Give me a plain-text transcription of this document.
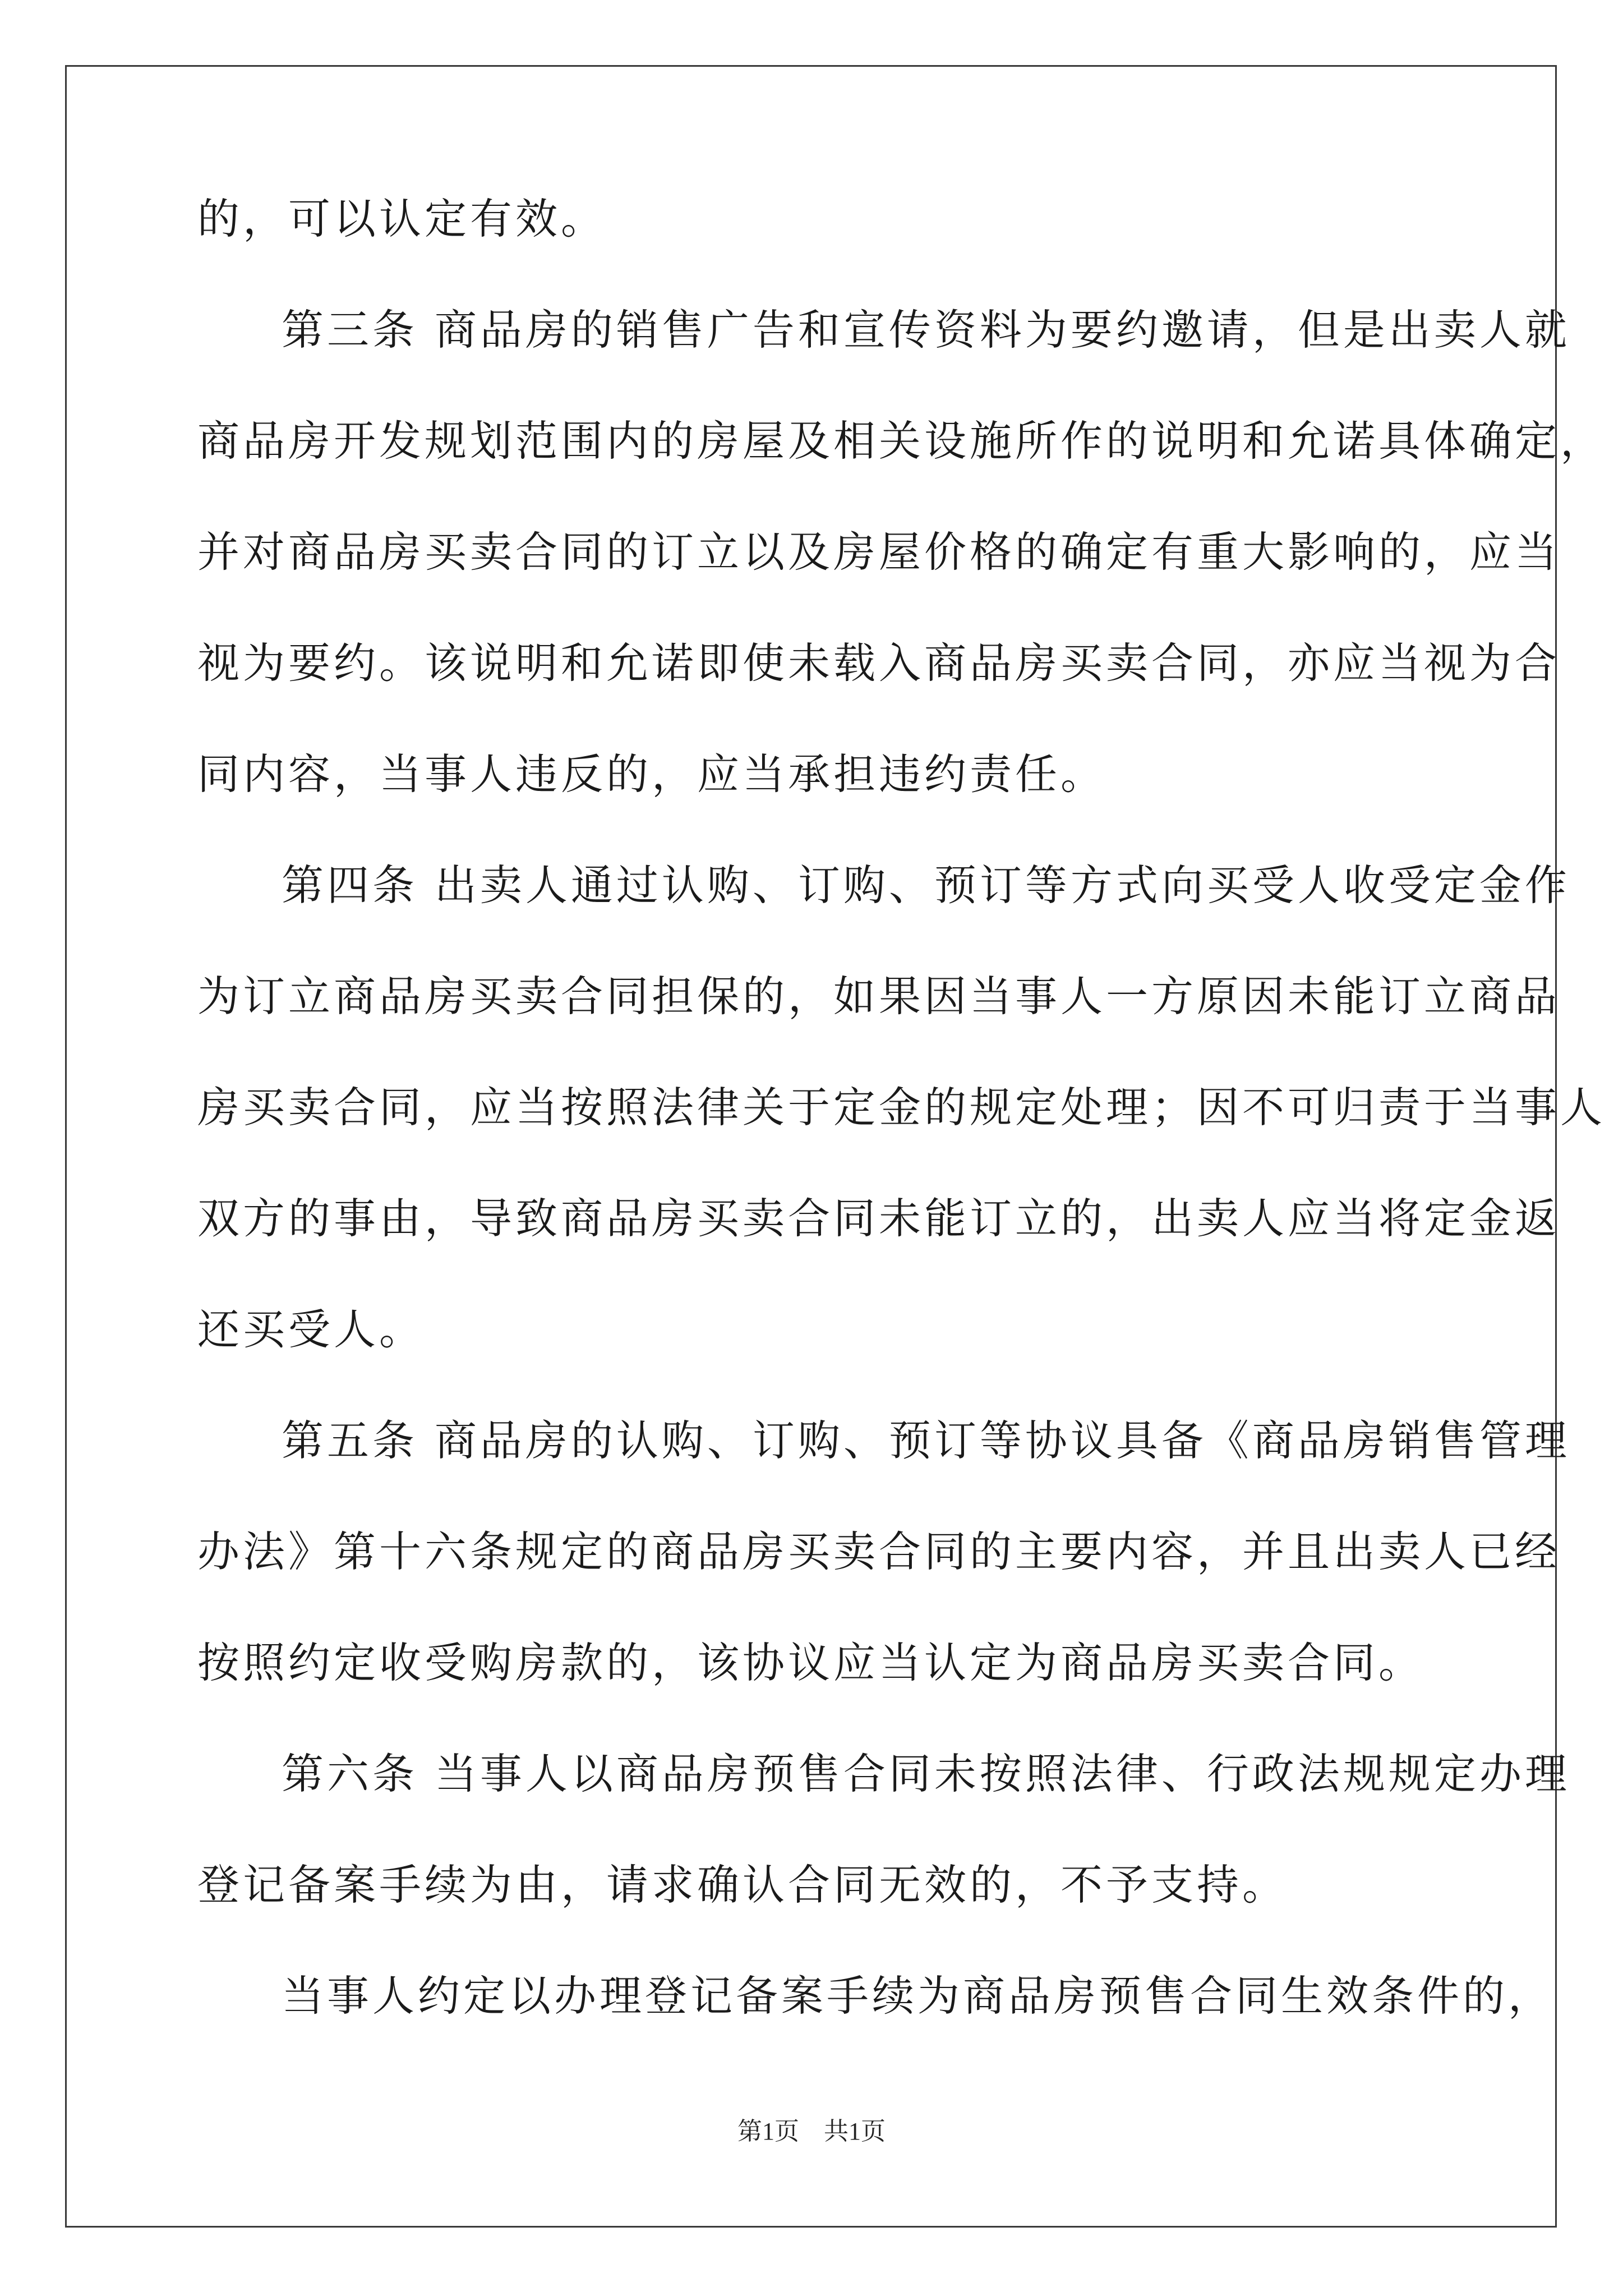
的，可以认定有效。
第三条 商品房的销售广告和宣传资料为要约邀请，但是出卖人就
商品房开发规划范围内的房屋及相关设施所作的说明和允诺具体确定，
并对商品房买卖合同的订立以及房屋价格的确定有重大影响的，应当
视为要约。该说明和允诺即使未载入商品房买卖合同，亦应当视为合
同内容，当事人违反的，应当承担违约责任。
第四条 出卖人通过认购、订购、预订等方式向买受人收受定金作
为订立商品房买卖合同担保的，如果因当事人一方原因未能订立商品
房买卖合同，应当按照法律关于定金的规定处理；因不可归责于当事人
双方的事由，导致商品房买卖合同未能订立的，出卖人应当将定金返
还买受人。
第五条 商品房的认购、订购、预订等协议具备《商品房销售管理
办法》第十六条规定的商品房买卖合同的主要内容，并且出卖人已经
按照约定收受购房款的，该协议应当认定为商品房买卖合同。
第六条 当事人以商品房预售合同未按照法律、行政法规规定办理
登记备案手续为由，请求确认合同无效的，不予支持。
当事人约定以办理登记备案手续为商品房预售合同生效条件的，
第1页 共1页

******************************

#### Exercise goal
Repeat the material above verbatim, with no pictures in the output.

#### Task solution
Give me a plain-text transcription of this document.
的，可以认定有效。
第三条 商品房的销售广告和宣传资料为要约邀请，但是出卖人就
商品房开发规划范围内的房屋及相关设施所作的说明和允诺具体确定，
并对商品房买卖合同的订立以及房屋价格的确定有重大影响的，应当
视为要约。该说明和允诺即使未载入商品房买卖合同，亦应当视为合
同内容，当事人违反的，应当承担违约责任。
第四条 出卖人通过认购、订购、预订等方式向买受人收受定金作
为订立商品房买卖合同担保的，如果因当事人一方原因未能订立商品
房买卖合同，应当按照法律关于定金的规定处理；因不可归责于当事人
双方的事由，导致商品房买卖合同未能订立的，出卖人应当将定金返
还买受人。
第五条 商品房的认购、订购、预订等协议具备《商品房销售管理
办法》第十六条规定的商品房买卖合同的主要内容，并且出卖人已经
按照约定收受购房款的，该协议应当认定为商品房买卖合同。
第六条 当事人以商品房预售合同未按照法律、行政法规规定办理
登记备案手续为由，请求确认合同无效的，不予支持。
当事人约定以办理登记备案手续为商品房预售合同生效条件的，
第1页 共1页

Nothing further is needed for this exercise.